Brief:
Without omitting anything, return the records precisely as given.

----

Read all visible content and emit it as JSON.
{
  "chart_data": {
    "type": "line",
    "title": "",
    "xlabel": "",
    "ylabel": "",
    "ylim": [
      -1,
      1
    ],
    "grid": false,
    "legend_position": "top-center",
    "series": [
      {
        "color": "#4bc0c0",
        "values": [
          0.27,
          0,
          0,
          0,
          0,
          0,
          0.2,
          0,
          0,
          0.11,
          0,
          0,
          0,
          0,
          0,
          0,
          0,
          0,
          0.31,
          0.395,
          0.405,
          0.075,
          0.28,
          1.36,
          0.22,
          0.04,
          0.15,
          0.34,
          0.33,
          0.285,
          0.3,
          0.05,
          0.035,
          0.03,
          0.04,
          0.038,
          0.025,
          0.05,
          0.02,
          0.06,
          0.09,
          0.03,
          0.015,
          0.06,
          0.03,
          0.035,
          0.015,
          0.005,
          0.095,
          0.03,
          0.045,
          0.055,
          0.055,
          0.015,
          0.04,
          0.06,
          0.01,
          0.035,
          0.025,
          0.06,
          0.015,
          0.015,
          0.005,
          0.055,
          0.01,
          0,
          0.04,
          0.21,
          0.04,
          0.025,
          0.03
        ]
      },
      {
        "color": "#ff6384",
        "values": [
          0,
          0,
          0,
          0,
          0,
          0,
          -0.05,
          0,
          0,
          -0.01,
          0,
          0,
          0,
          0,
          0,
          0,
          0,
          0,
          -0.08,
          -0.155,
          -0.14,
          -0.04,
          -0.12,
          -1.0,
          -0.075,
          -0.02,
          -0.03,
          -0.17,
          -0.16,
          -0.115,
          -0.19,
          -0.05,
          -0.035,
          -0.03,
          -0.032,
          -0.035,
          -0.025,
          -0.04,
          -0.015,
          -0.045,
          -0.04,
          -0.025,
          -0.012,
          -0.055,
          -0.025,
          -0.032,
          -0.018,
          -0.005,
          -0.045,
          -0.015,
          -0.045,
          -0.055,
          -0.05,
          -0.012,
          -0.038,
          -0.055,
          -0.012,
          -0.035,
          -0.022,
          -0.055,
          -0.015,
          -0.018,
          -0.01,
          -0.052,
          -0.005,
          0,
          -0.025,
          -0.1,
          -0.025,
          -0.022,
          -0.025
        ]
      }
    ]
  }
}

----

Exercise result:
Read all visible content and emit it as JSON.
{
  "chart_data": {
    "type": "line",
    "title": "",
    "xlabel": "",
    "ylabel": "",
    "ylim": [
      -1,
      1
    ],
    "grid": false,
    "legend_position": "top-center",
    "series": [
      {
        "color": "#4bc0c0",
        "values": [
          0.27,
          0,
          0,
          0,
          0,
          0,
          0.2,
          0,
          0,
          0.11,
          0,
          0,
          0,
          0,
          0,
          0,
          0,
          0,
          0.31,
          0.395,
          0.405,
          0.075,
          0.28,
          1.36,
          0.22,
          0.04,
          0.15,
          0.34,
          0.33,
          0.285,
          0.3,
          0.05,
          0.035,
          0.03,
          0.04,
          0.038,
          0.025,
          0.05,
          0.02,
          0.06,
          0.09,
          0.03,
          0.015,
          0.06,
          0.03,
          0.035,
          0.015,
          0.005,
          0.095,
          0.03,
          0.045,
          0.055,
          0.055,
          0.015,
          0.04,
          0.06,
          0.01,
          0.035,
          0.025,
          0.06,
          0.015,
          0.015,
          0.005,
          0.055,
          0.01,
          0,
          0.04,
          0.21,
          0.04,
          0.025,
          0.03
        ]
      },
      {
        "color": "#ff6384",
        "values": [
          0,
          0,
          0,
          0,
          0,
          0,
          -0.05,
          0,
          0,
          -0.01,
          0,
          0,
          0,
          0,
          0,
          0,
          0,
          0,
          -0.08,
          -0.155,
          -0.14,
          -0.04,
          -0.12,
          -1.0,
          -0.075,
          -0.02,
          -0.03,
          -0.17,
          -0.16,
          -0.115,
          -0.19,
          -0.05,
          -0.035,
          -0.03,
          -0.032,
          -0.035,
          -0.025,
          -0.04,
          -0.015,
          -0.045,
          -0.04,
          -0.025,
          -0.012,
          -0.055,
          -0.025,
          -0.032,
          -0.018,
          -0.005,
          -0.045,
          -0.015,
          -0.045,
          -0.055,
          -0.05,
          -0.012,
          -0.038,
          -0.055,
          -0.012,
          -0.035,
          -0.022,
          -0.055,
          -0.015,
          -0.018,
          -0.01,
          -0.052,
          -0.005,
          0,
          -0.025,
          -0.1,
          -0.025,
          -0.022,
          -0.025
        ]
      }
    ]
  }
}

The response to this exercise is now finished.